* [Task prompt]:
Copy every line that contains the string "company" from the entries below.

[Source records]
+ + + +
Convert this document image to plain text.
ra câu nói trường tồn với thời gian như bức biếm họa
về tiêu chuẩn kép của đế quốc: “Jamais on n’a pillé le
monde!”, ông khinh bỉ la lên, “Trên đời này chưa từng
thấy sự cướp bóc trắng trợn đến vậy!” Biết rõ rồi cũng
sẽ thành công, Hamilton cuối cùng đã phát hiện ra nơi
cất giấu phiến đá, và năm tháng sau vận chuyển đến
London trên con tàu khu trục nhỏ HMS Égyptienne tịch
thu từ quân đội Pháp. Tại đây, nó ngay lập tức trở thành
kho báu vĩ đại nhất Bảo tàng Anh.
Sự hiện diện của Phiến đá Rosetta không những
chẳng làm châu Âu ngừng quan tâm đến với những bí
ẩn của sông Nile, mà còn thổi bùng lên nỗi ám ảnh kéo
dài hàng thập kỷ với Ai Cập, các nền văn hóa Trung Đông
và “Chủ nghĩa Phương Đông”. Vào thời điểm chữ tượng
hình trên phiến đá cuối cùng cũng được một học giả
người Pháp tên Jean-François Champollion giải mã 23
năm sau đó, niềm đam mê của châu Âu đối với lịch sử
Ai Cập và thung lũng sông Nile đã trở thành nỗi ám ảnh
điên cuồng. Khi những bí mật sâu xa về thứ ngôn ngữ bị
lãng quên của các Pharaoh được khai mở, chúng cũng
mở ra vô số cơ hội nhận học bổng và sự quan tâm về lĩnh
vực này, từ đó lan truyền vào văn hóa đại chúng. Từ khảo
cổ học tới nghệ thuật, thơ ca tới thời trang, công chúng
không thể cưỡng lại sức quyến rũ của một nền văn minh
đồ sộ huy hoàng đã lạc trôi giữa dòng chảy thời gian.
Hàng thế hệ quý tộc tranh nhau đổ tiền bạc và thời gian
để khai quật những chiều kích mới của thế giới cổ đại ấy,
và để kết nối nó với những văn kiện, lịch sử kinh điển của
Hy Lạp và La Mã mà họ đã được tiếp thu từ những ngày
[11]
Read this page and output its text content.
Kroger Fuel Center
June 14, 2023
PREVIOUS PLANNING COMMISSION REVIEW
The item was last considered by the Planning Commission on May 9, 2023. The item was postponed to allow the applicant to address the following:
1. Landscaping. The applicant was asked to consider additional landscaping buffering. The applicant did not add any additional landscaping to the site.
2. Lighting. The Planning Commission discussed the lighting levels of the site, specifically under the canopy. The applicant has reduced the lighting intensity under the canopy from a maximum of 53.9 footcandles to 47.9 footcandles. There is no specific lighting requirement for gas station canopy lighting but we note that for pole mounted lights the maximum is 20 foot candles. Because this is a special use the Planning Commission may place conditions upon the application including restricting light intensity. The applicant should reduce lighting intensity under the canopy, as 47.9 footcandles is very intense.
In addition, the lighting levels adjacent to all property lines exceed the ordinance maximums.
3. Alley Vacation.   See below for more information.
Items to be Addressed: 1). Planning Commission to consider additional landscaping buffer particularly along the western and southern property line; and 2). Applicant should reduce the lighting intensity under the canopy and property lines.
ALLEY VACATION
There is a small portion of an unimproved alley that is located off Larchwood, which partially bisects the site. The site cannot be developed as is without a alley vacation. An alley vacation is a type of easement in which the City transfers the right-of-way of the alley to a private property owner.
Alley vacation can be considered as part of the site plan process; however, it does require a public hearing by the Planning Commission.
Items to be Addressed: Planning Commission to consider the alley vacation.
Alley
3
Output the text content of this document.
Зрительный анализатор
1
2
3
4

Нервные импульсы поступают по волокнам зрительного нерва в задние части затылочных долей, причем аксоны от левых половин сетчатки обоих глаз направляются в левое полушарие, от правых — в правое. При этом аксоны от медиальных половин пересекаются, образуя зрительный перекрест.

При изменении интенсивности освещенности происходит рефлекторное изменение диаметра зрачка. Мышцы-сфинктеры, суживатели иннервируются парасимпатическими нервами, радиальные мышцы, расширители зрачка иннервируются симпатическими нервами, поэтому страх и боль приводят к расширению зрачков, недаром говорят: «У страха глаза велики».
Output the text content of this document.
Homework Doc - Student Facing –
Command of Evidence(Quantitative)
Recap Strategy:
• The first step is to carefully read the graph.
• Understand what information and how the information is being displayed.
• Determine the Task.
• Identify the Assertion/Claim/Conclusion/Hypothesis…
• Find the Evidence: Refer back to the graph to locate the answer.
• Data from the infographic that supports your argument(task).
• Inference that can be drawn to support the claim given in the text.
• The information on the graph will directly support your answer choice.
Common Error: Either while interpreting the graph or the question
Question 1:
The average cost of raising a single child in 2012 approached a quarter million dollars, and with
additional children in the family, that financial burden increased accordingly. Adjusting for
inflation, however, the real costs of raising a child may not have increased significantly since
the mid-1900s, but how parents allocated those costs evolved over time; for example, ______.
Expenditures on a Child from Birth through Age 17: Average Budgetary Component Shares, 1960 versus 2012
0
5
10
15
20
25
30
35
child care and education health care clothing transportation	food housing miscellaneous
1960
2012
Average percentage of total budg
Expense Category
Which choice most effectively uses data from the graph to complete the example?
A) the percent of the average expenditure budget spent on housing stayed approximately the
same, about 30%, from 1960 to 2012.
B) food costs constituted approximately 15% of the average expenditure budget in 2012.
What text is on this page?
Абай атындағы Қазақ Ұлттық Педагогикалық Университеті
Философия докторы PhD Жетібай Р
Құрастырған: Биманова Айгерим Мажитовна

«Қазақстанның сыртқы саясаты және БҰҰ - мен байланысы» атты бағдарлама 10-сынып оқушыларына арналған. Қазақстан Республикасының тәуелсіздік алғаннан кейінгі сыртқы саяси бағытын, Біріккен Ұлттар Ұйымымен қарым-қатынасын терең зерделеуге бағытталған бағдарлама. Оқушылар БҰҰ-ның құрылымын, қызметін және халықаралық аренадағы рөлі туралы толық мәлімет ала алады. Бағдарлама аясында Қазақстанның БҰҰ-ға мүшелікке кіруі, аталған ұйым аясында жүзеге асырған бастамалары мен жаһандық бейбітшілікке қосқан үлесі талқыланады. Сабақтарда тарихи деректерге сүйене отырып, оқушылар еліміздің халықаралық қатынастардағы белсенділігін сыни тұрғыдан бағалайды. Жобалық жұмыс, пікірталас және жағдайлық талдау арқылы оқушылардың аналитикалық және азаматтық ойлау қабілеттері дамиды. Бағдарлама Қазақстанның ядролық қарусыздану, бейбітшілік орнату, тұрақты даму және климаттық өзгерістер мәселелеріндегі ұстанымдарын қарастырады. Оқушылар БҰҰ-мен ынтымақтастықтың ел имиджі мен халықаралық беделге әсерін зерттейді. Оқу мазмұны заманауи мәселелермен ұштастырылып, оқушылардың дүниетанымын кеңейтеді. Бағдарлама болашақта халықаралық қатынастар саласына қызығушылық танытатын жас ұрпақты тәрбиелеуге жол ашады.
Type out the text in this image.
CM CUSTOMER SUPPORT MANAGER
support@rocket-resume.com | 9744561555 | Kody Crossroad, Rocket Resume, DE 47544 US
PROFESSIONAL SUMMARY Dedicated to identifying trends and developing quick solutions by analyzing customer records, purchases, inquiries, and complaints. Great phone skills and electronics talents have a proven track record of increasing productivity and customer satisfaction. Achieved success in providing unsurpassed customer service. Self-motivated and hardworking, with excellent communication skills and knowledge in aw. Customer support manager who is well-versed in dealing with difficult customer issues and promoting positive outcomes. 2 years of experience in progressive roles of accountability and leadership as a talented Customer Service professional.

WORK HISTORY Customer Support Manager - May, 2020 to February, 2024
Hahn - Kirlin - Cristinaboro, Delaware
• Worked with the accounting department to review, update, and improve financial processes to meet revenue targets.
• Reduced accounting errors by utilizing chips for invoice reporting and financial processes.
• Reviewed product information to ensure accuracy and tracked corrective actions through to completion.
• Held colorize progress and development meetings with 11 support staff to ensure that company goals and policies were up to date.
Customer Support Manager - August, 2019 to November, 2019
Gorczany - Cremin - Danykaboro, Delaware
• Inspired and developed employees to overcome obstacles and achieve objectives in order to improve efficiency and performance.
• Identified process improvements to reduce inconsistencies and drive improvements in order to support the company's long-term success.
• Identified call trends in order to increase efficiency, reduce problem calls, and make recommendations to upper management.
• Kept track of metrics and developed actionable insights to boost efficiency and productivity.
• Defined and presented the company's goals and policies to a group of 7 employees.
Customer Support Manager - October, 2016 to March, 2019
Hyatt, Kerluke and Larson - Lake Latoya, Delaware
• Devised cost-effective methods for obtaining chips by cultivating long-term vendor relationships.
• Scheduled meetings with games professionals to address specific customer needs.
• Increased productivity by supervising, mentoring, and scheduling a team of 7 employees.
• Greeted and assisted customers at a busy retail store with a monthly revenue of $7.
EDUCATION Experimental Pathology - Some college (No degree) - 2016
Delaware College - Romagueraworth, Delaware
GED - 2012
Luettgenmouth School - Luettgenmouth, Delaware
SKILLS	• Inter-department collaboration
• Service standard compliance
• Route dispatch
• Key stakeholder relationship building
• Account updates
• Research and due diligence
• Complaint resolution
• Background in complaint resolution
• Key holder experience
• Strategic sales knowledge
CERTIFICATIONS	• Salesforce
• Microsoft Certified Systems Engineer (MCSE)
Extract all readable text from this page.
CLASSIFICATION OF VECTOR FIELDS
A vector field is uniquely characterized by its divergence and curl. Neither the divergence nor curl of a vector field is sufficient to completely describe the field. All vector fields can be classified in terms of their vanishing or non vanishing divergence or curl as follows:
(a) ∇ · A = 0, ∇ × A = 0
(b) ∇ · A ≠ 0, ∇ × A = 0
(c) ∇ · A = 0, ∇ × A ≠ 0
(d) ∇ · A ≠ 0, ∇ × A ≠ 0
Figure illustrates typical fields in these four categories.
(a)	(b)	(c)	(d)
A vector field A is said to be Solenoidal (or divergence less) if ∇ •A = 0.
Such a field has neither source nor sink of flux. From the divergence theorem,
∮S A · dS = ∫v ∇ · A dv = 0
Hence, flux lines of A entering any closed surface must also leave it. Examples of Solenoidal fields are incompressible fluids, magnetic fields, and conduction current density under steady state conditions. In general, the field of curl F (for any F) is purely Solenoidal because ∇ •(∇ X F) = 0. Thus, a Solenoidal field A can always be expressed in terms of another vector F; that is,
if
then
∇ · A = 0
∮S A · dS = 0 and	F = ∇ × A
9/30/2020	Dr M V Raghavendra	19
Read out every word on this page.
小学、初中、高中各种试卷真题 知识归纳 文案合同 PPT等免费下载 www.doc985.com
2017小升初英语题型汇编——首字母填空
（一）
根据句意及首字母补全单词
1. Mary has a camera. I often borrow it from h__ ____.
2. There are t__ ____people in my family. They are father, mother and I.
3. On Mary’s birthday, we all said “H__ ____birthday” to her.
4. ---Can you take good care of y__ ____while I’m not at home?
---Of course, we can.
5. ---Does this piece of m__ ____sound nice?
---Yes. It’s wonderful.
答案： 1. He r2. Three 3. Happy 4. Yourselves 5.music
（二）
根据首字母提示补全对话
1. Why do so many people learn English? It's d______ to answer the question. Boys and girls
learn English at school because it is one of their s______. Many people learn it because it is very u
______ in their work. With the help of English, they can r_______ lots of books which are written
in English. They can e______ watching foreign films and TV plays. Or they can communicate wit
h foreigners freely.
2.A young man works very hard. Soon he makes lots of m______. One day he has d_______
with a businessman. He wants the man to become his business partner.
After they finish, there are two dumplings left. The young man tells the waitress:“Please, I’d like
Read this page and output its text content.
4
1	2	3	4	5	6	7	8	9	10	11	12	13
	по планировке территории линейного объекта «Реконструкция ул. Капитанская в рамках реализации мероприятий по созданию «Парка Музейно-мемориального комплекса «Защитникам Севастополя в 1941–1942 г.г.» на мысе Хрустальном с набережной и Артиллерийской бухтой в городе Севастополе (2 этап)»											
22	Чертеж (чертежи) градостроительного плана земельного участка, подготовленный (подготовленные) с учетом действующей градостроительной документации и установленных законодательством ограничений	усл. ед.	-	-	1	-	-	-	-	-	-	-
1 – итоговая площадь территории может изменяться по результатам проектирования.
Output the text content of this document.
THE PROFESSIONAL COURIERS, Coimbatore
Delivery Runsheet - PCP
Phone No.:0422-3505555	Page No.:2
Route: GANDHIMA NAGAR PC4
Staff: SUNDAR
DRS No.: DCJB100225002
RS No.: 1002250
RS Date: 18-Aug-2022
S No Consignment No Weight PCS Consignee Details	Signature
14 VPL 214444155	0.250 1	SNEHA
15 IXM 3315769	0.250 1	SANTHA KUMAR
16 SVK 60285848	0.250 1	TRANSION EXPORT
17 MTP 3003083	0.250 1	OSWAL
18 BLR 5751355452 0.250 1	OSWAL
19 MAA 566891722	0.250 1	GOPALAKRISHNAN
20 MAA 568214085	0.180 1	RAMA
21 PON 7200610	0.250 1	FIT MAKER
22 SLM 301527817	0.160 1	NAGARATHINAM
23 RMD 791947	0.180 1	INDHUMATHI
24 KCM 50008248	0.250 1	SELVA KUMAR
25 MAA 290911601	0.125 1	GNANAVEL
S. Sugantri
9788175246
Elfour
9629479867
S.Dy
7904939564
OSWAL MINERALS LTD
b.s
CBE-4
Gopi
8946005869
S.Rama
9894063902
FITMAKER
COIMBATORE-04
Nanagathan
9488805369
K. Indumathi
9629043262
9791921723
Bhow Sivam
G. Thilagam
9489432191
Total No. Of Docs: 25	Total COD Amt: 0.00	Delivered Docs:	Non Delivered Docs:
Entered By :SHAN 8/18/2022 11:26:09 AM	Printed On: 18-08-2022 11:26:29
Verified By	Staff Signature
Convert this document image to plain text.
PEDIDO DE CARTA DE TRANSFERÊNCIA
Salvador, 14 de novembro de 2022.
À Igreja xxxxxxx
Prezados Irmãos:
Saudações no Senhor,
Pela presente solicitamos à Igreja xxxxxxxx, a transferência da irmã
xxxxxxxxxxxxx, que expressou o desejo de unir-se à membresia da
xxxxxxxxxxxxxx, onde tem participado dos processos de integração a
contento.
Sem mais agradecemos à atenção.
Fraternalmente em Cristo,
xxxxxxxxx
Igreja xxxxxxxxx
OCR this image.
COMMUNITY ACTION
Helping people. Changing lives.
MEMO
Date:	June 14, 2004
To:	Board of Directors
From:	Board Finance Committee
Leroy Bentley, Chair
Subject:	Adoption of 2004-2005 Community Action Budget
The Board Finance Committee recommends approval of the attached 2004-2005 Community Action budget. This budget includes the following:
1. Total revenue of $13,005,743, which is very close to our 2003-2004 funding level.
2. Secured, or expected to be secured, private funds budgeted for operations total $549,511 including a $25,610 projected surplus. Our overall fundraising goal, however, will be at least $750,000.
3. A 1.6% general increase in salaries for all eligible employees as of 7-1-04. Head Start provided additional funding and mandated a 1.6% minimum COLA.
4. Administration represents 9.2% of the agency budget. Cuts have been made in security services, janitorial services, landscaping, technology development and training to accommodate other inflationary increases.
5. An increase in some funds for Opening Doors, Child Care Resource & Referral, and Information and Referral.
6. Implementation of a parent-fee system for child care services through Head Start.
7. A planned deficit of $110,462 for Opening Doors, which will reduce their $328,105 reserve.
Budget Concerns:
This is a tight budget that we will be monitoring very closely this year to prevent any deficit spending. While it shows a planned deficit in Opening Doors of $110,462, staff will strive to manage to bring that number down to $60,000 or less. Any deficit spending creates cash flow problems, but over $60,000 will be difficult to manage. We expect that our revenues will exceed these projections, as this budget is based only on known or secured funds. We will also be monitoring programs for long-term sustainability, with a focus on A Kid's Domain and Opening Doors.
+ + + +
* [Output of the task]:
• Held colorize progress and development meetings with 11 support staff to ensure that company goals and policies were up to date.
• Identified process improvements to reduce inconsistencies and drive improvements in order to support the company's long-term success.
• Defined and presented the company's goals and policies to a group of 7 employees.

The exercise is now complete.